___ Stored rows
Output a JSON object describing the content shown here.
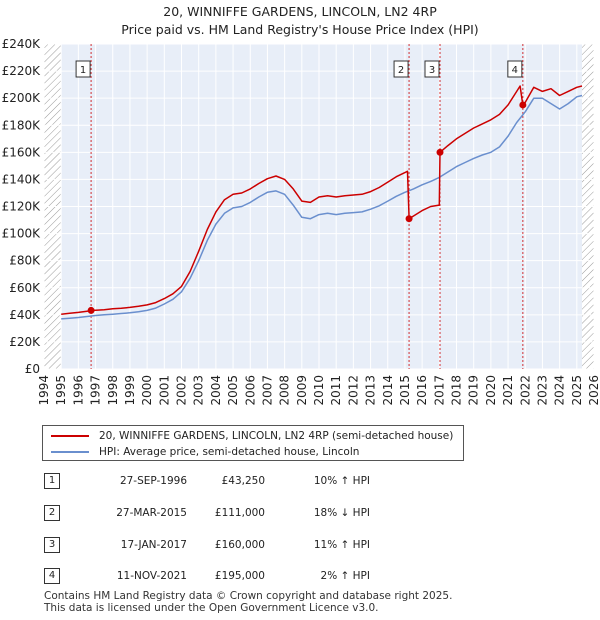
{
  "title_line1": "20, WINNIFFE GARDENS, LINCOLN, LN2 4RP",
  "title_line2": "Price paid vs. HM Land Registry's House Price Index (HPI)",
  "chart_data": {
    "type": "line",
    "y_tick_labels": [
      "£0",
      "£20K",
      "£40K",
      "£60K",
      "£80K",
      "£100K",
      "£120K",
      "£140K",
      "£160K",
      "£180K",
      "£200K",
      "£220K",
      "£240K"
    ],
    "y_ticks": [
      0,
      20000,
      40000,
      60000,
      80000,
      100000,
      120000,
      140000,
      160000,
      180000,
      200000,
      220000,
      240000
    ],
    "ylim": [
      0,
      240000
    ],
    "xlim": [
      1994,
      2026
    ],
    "x_ticks": [
      1994,
      1995,
      1996,
      1997,
      1998,
      1999,
      2000,
      2001,
      2002,
      2003,
      2004,
      2005,
      2006,
      2007,
      2008,
      2009,
      2010,
      2011,
      2012,
      2013,
      2014,
      2015,
      2016,
      2017,
      2018,
      2019,
      2020,
      2021,
      2022,
      2023,
      2024,
      2025,
      2026
    ],
    "data_start": 1995.0,
    "data_end": 2025.3,
    "series": [
      {
        "name": "20, WINNIFFE GARDENS, LINCOLN, LN2 4RP (semi-detached house)",
        "color": "#cc0000",
        "points": [
          [
            1995.0,
            40500
          ],
          [
            1995.5,
            41200
          ],
          [
            1996.0,
            41800
          ],
          [
            1996.5,
            42600
          ],
          [
            1996.74,
            43250
          ],
          [
            1997.0,
            43400
          ],
          [
            1997.5,
            43800
          ],
          [
            1998.0,
            44500
          ],
          [
            1998.5,
            44900
          ],
          [
            1999.0,
            45500
          ],
          [
            1999.5,
            46300
          ],
          [
            2000.0,
            47300
          ],
          [
            2000.5,
            49000
          ],
          [
            2001.0,
            52000
          ],
          [
            2001.5,
            55500
          ],
          [
            2002.0,
            61000
          ],
          [
            2002.5,
            72000
          ],
          [
            2003.0,
            87000
          ],
          [
            2003.5,
            103000
          ],
          [
            2004.0,
            116000
          ],
          [
            2004.5,
            125000
          ],
          [
            2005.0,
            129000
          ],
          [
            2005.5,
            130000
          ],
          [
            2006.0,
            133000
          ],
          [
            2006.5,
            137000
          ],
          [
            2007.0,
            140500
          ],
          [
            2007.5,
            142500
          ],
          [
            2008.0,
            140000
          ],
          [
            2008.5,
            133000
          ],
          [
            2009.0,
            124000
          ],
          [
            2009.5,
            123000
          ],
          [
            2010.0,
            127000
          ],
          [
            2010.5,
            128000
          ],
          [
            2011.0,
            127000
          ],
          [
            2011.5,
            128000
          ],
          [
            2012.0,
            128500
          ],
          [
            2012.5,
            129000
          ],
          [
            2013.0,
            131000
          ],
          [
            2013.5,
            134000
          ],
          [
            2014.0,
            138000
          ],
          [
            2014.5,
            142000
          ],
          [
            2015.0,
            145000
          ],
          [
            2015.15,
            146000
          ],
          [
            2015.24,
            111000
          ],
          [
            2015.5,
            113000
          ],
          [
            2016.0,
            117000
          ],
          [
            2016.5,
            120000
          ],
          [
            2017.0,
            121000
          ],
          [
            2017.04,
            160000
          ],
          [
            2017.5,
            165000
          ],
          [
            2018.0,
            170000
          ],
          [
            2018.5,
            174000
          ],
          [
            2019.0,
            178000
          ],
          [
            2019.5,
            181000
          ],
          [
            2020.0,
            184000
          ],
          [
            2020.5,
            188000
          ],
          [
            2021.0,
            195000
          ],
          [
            2021.5,
            205000
          ],
          [
            2021.7,
            209000
          ],
          [
            2021.86,
            195000
          ],
          [
            2022.0,
            197000
          ],
          [
            2022.5,
            208000
          ],
          [
            2023.0,
            205000
          ],
          [
            2023.5,
            207000
          ],
          [
            2024.0,
            202000
          ],
          [
            2024.5,
            205000
          ],
          [
            2025.0,
            208000
          ],
          [
            2025.3,
            209000
          ]
        ]
      },
      {
        "name": "HPI: Average price, semi-detached house, Lincoln",
        "color": "#6a8fce",
        "points": [
          [
            1995.0,
            37000
          ],
          [
            1995.5,
            37500
          ],
          [
            1996.0,
            38000
          ],
          [
            1996.5,
            38800
          ],
          [
            1997.0,
            39500
          ],
          [
            1997.5,
            40000
          ],
          [
            1998.0,
            40500
          ],
          [
            1998.5,
            41000
          ],
          [
            1999.0,
            41500
          ],
          [
            1999.5,
            42300
          ],
          [
            2000.0,
            43300
          ],
          [
            2000.5,
            45000
          ],
          [
            2001.0,
            48000
          ],
          [
            2001.5,
            51500
          ],
          [
            2002.0,
            57000
          ],
          [
            2002.5,
            67000
          ],
          [
            2003.0,
            80000
          ],
          [
            2003.5,
            95000
          ],
          [
            2004.0,
            107000
          ],
          [
            2004.5,
            115000
          ],
          [
            2005.0,
            119000
          ],
          [
            2005.5,
            120000
          ],
          [
            2006.0,
            123000
          ],
          [
            2006.5,
            127000
          ],
          [
            2007.0,
            130500
          ],
          [
            2007.5,
            131500
          ],
          [
            2008.0,
            129000
          ],
          [
            2008.5,
            121000
          ],
          [
            2009.0,
            112000
          ],
          [
            2009.5,
            111000
          ],
          [
            2010.0,
            114000
          ],
          [
            2010.5,
            115000
          ],
          [
            2011.0,
            114000
          ],
          [
            2011.5,
            115000
          ],
          [
            2012.0,
            115500
          ],
          [
            2012.5,
            116000
          ],
          [
            2013.0,
            118000
          ],
          [
            2013.5,
            120500
          ],
          [
            2014.0,
            124000
          ],
          [
            2014.5,
            127500
          ],
          [
            2015.0,
            130500
          ],
          [
            2015.5,
            133000
          ],
          [
            2016.0,
            136000
          ],
          [
            2016.5,
            138500
          ],
          [
            2017.0,
            141500
          ],
          [
            2017.5,
            145500
          ],
          [
            2018.0,
            149500
          ],
          [
            2018.5,
            152500
          ],
          [
            2019.0,
            155500
          ],
          [
            2019.5,
            158000
          ],
          [
            2020.0,
            160000
          ],
          [
            2020.5,
            164000
          ],
          [
            2021.0,
            172000
          ],
          [
            2021.5,
            182000
          ],
          [
            2022.0,
            190000
          ],
          [
            2022.5,
            200000
          ],
          [
            2023.0,
            200000
          ],
          [
            2023.5,
            196000
          ],
          [
            2024.0,
            192000
          ],
          [
            2024.5,
            196000
          ],
          [
            2025.0,
            201000
          ],
          [
            2025.3,
            202000
          ]
        ]
      }
    ],
    "markers": [
      {
        "label": "1",
        "x": 1996.74,
        "y": 43250
      },
      {
        "label": "2",
        "x": 2015.24,
        "y": 111000
      },
      {
        "label": "3",
        "x": 2017.04,
        "y": 160000
      },
      {
        "label": "4",
        "x": 2021.86,
        "y": 195000
      }
    ],
    "colors": {
      "background_shade": "#e8eef8",
      "hatch": "#888888",
      "grid": "#ffffff",
      "marker_line": "#cc0000"
    }
  },
  "legend": {
    "red_label": "20, WINNIFFE GARDENS, LINCOLN, LN2 4RP (semi-detached house)",
    "blue_label": "HPI: Average price, semi-detached house, Lincoln"
  },
  "transactions": [
    {
      "num": "1",
      "date": "27-SEP-1996",
      "price": "£43,250",
      "hpi": "10% ↑ HPI"
    },
    {
      "num": "2",
      "date": "27-MAR-2015",
      "price": "£111,000",
      "hpi": "18% ↓ HPI"
    },
    {
      "num": "3",
      "date": "17-JAN-2017",
      "price": "£160,000",
      "hpi": "11% ↑ HPI"
    },
    {
      "num": "4",
      "date": "11-NOV-2021",
      "price": "£195,000",
      "hpi": "2% ↑ HPI"
    }
  ],
  "footer": {
    "line1": "Contains HM Land Registry data © Crown copyright and database right 2025.",
    "line2": "This data is licensed under the Open Government Licence v3.0."
  }
}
______
# What you are asked to do
Isolate the lines that hold the word "Land" and copy all of them.

# Correct result
  "title_line2": "Price paid vs. HM Land Registry's House Price Index (HPI)",
    "line1": "Contains HM Land Registry data © Crown copyright and database right 2025.",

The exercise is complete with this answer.